### WHAT IS REQUIRED:
Restate the complete material exactly.

### DATA SHOWN:

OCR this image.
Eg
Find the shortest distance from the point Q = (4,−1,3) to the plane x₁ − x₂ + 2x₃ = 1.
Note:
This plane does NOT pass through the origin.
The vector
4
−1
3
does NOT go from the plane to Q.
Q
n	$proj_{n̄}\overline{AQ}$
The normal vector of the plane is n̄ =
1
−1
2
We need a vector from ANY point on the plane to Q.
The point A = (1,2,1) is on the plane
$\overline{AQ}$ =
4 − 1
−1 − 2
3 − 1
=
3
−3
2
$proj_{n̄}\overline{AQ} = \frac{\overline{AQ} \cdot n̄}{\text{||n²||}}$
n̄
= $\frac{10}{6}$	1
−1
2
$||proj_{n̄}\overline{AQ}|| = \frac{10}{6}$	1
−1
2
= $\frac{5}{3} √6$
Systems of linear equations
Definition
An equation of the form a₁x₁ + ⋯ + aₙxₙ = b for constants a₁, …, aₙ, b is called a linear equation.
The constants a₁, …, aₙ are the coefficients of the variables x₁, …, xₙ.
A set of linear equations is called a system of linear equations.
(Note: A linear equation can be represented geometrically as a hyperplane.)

### TASK OUTPUT:
OCR this image.
Eg
Find the shortest distance from the point Q = (4,−1,3) to the plane x₁ − x₂ + 2x₃ = 1.
Note:
This plane does NOT pass through the origin.
The vector
4
−1
3
does NOT go from the plane to Q.
Q
n	$proj_{n̄}\overline{AQ}$
The normal vector of the plane is n̄ =
1
−1
2
We need a vector from ANY point on the plane to Q.
The point A = (1,2,1) is on the plane
$\overline{AQ}$ =
4 − 1
−1 − 2
3 − 1
=
3
−3
2
$proj_{n̄}\overline{AQ} = \frac{\overline{AQ} \cdot n̄}{\text{||n²||}}$
n̄
= $\frac{10}{6}$	1
−1
2
$||proj_{n̄}\overline{AQ}|| = \frac{10}{6}$	1
−1
2
= $\frac{5}{3} √6$
Systems of linear equations
Definition
An equation of the form a₁x₁ + ⋯ + aₙxₙ = b for constants a₁, …, aₙ, b is called a linear equation.
The constants a₁, …, aₙ are the coefficients of the variables x₁, …, xₙ.
A set of linear equations is called a system of linear equations.
(Note: A linear equation can be represented geometrically as a hyperplane.)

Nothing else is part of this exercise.